EXERCISE:
Only the number is wanted: how many lines contain the string "Wolfbruch"?

EXTRACTED RECORDS:
▼

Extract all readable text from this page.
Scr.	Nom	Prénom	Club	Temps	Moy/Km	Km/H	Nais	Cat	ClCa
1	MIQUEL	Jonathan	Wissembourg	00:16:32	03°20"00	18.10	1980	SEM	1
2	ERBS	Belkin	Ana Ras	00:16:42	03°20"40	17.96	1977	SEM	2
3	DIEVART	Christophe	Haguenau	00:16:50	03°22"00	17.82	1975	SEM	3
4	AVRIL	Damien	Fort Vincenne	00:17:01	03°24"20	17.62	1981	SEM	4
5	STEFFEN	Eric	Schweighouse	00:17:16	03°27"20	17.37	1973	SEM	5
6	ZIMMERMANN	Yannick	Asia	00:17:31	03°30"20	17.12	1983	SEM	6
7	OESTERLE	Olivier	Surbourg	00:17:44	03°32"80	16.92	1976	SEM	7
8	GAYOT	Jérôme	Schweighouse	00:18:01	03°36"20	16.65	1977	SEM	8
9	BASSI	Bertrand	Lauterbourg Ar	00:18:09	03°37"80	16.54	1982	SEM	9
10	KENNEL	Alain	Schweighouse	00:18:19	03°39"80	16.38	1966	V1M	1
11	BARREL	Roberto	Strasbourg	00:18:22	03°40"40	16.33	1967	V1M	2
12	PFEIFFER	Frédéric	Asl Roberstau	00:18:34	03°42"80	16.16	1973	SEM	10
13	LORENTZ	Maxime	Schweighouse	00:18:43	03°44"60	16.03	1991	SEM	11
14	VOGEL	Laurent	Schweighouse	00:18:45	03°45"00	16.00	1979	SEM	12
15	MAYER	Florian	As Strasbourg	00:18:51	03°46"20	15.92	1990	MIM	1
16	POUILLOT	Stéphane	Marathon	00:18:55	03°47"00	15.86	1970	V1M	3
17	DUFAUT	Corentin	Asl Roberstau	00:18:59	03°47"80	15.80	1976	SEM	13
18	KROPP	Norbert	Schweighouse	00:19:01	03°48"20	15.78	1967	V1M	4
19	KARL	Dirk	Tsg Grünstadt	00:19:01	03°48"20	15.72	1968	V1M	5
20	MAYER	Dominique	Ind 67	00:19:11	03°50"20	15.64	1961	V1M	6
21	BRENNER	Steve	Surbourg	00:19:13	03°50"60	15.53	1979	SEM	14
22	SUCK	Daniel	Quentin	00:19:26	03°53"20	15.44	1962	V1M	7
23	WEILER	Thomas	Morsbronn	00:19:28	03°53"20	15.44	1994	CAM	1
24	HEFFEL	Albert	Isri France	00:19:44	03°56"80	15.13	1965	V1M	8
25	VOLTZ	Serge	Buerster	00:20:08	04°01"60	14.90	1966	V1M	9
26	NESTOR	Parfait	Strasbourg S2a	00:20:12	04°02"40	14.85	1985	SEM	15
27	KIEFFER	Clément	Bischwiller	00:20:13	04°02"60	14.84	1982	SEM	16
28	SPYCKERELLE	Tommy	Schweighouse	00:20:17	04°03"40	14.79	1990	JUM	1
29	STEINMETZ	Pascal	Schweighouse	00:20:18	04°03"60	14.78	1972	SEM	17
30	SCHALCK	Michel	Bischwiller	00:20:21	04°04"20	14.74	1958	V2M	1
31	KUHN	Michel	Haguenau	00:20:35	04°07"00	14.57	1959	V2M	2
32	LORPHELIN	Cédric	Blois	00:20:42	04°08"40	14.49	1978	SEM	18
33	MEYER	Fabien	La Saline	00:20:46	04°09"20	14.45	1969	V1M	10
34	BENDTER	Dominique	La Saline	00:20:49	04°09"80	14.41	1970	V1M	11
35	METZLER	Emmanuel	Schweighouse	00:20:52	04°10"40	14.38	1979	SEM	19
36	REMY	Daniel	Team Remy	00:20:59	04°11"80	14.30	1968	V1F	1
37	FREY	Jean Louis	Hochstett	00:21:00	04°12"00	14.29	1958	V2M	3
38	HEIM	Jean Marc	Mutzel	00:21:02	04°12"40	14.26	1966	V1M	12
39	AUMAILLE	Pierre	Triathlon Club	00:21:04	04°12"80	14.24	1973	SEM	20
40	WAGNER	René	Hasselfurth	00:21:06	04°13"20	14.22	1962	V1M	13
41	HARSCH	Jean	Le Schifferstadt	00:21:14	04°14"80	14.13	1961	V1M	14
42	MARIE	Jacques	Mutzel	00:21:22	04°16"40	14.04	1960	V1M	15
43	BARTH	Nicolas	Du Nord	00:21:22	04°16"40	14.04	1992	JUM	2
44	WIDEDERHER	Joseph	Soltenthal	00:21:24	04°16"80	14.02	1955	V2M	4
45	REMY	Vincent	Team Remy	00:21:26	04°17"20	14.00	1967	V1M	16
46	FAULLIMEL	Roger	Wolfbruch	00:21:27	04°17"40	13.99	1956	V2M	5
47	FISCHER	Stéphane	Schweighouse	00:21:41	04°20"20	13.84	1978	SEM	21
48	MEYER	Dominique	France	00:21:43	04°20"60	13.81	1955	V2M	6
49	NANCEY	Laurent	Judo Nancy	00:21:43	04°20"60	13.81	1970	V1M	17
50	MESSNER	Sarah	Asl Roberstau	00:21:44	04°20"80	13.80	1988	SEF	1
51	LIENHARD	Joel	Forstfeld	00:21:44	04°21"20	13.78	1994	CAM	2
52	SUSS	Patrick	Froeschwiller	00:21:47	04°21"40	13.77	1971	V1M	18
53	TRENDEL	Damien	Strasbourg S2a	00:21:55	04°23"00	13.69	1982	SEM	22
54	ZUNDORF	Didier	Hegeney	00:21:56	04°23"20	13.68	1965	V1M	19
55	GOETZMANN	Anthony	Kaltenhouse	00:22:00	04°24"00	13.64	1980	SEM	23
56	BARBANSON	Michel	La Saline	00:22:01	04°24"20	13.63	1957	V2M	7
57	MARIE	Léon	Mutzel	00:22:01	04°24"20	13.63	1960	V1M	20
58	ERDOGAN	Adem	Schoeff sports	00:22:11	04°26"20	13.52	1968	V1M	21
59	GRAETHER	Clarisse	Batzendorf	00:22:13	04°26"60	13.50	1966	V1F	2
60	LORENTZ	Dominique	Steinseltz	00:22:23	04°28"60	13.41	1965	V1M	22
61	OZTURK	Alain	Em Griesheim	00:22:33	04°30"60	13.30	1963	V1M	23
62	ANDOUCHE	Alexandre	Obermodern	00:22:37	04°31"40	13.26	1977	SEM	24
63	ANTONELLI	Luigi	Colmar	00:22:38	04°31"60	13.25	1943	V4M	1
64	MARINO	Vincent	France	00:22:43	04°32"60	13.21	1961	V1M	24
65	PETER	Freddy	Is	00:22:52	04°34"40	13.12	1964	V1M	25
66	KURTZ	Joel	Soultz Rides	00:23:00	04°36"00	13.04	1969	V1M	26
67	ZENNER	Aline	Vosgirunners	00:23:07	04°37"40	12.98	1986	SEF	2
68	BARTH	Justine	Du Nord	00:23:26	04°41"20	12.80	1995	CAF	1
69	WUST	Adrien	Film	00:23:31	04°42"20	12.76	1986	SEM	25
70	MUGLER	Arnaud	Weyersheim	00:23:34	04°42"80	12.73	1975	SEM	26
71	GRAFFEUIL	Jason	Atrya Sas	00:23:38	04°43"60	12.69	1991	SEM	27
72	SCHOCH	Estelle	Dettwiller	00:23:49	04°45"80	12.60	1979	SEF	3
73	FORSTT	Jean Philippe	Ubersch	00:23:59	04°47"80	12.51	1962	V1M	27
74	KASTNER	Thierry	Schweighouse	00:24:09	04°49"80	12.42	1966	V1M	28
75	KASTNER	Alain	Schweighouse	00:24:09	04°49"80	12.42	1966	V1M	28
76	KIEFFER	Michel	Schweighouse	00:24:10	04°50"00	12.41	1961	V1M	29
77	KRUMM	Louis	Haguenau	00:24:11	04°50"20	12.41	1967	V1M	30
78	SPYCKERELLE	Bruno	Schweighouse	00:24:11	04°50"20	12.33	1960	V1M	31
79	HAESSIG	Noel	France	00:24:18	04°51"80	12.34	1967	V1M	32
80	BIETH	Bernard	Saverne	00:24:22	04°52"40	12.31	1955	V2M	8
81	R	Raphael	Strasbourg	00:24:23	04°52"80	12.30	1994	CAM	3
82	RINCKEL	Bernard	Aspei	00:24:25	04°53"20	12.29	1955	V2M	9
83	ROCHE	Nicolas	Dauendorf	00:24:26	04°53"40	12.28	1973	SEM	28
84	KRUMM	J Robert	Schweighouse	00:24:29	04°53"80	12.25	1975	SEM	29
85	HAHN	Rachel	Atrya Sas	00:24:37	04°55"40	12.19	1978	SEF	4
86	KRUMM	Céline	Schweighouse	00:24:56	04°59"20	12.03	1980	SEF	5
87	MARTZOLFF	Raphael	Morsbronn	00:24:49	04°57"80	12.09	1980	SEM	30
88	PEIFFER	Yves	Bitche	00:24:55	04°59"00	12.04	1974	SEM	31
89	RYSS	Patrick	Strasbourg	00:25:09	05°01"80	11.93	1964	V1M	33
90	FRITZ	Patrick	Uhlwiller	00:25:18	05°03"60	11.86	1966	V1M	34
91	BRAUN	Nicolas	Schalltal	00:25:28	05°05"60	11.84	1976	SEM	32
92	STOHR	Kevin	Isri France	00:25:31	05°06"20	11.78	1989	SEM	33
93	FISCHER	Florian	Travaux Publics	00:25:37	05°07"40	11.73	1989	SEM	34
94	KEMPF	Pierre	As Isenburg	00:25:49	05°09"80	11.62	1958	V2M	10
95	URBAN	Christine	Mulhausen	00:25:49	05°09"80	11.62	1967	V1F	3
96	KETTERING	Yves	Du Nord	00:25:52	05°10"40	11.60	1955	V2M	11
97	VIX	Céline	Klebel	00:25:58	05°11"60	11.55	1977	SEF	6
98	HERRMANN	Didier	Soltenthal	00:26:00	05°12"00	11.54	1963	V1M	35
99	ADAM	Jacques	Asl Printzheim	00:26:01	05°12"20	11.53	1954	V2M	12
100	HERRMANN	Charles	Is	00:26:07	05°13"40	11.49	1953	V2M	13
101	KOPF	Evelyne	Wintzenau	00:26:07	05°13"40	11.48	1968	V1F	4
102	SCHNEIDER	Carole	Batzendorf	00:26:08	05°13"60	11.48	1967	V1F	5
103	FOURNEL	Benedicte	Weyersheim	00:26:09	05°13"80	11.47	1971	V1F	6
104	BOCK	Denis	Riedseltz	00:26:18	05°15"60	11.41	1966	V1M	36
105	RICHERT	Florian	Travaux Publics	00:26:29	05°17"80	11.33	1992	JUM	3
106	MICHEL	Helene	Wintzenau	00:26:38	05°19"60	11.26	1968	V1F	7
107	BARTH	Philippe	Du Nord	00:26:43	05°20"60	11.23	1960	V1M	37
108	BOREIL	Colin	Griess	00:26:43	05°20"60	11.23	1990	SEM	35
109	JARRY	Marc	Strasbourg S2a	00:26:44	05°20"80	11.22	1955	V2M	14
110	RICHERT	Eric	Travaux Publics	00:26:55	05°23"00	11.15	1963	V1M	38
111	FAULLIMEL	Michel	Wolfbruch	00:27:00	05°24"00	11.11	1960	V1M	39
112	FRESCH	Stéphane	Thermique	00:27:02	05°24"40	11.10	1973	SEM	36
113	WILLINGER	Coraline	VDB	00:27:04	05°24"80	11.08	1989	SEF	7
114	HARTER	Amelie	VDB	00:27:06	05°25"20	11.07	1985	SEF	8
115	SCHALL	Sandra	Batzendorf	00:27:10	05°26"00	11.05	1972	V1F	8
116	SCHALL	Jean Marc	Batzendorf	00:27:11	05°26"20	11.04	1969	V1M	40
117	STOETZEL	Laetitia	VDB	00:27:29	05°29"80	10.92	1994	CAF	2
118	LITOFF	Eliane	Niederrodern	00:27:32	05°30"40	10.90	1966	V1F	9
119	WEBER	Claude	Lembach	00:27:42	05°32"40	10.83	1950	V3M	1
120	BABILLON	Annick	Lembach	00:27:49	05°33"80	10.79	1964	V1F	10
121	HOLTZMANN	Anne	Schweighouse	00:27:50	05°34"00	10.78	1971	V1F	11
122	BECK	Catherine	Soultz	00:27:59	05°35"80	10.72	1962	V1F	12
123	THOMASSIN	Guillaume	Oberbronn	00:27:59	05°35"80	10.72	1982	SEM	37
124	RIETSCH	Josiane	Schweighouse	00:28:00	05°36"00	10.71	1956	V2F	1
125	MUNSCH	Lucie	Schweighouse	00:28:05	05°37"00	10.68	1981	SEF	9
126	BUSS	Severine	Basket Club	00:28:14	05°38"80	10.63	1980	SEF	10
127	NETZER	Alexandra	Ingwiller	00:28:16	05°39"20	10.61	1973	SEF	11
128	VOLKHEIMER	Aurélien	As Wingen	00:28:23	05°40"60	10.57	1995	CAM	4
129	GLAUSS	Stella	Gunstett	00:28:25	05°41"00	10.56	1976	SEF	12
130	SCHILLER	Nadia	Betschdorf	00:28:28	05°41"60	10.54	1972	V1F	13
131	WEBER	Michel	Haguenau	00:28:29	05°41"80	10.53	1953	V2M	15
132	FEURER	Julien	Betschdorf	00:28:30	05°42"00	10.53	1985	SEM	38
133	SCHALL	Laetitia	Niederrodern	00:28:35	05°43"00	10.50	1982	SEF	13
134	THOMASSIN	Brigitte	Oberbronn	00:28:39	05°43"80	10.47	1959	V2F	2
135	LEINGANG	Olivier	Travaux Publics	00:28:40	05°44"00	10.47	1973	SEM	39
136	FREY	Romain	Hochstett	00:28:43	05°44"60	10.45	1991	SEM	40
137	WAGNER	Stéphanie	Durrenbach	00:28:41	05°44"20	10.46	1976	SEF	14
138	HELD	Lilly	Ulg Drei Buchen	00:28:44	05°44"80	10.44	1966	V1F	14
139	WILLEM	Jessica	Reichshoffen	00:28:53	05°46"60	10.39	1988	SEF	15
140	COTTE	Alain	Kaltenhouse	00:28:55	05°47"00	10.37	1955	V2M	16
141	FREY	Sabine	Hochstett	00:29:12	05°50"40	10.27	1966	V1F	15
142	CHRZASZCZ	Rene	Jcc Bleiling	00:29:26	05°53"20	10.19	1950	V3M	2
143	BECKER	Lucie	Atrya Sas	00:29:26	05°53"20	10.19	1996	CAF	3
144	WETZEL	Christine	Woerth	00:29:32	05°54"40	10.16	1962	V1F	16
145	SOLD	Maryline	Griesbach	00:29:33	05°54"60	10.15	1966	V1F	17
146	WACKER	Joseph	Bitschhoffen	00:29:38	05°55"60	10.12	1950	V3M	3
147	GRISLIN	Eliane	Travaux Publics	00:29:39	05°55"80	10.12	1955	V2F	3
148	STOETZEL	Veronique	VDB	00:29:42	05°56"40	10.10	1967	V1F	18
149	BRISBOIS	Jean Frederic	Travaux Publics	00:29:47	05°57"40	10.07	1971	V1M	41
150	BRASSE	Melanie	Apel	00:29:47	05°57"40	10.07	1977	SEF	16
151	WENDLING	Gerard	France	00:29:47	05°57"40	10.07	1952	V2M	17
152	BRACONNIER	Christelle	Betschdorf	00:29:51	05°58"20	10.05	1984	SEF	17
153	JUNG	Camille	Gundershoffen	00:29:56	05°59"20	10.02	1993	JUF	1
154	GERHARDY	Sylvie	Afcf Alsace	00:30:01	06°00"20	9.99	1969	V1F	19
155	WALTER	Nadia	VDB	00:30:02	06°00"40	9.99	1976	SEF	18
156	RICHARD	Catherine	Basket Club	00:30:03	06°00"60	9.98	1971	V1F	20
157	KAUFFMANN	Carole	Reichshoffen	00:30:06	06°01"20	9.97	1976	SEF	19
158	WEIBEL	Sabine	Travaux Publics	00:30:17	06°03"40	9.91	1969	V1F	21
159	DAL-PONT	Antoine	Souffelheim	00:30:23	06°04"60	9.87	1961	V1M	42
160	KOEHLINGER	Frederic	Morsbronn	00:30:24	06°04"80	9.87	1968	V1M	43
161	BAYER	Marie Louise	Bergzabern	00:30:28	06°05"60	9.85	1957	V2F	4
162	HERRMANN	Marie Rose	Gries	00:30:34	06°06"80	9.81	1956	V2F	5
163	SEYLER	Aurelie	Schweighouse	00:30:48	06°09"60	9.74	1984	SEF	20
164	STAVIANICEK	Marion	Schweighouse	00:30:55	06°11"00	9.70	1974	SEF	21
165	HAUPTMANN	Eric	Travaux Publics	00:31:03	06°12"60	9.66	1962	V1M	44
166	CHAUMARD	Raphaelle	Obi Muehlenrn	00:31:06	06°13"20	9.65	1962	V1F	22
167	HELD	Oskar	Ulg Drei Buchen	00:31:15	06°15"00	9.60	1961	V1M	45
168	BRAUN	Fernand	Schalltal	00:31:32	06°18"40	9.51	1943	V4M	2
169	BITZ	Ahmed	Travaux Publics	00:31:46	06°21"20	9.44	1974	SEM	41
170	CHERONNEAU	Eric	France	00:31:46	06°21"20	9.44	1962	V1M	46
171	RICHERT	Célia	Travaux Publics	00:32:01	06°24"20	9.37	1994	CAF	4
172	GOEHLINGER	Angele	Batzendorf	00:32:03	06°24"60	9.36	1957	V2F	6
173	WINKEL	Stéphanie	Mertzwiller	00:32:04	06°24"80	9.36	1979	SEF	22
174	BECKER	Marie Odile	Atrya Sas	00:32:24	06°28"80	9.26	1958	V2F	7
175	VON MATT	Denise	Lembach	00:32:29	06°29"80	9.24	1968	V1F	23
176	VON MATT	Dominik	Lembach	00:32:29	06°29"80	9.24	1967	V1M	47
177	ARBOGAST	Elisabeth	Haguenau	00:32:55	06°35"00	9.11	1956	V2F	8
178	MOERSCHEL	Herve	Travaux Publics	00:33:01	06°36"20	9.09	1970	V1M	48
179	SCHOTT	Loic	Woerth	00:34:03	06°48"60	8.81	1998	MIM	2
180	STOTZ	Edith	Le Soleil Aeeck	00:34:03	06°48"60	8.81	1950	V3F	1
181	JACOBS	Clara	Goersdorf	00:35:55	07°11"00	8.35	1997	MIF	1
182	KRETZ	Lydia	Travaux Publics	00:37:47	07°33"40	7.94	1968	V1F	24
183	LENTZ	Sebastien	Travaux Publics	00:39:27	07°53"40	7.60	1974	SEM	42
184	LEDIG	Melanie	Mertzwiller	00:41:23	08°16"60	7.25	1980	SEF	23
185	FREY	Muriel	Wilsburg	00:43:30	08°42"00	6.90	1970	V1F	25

▲

RESPONSE:
2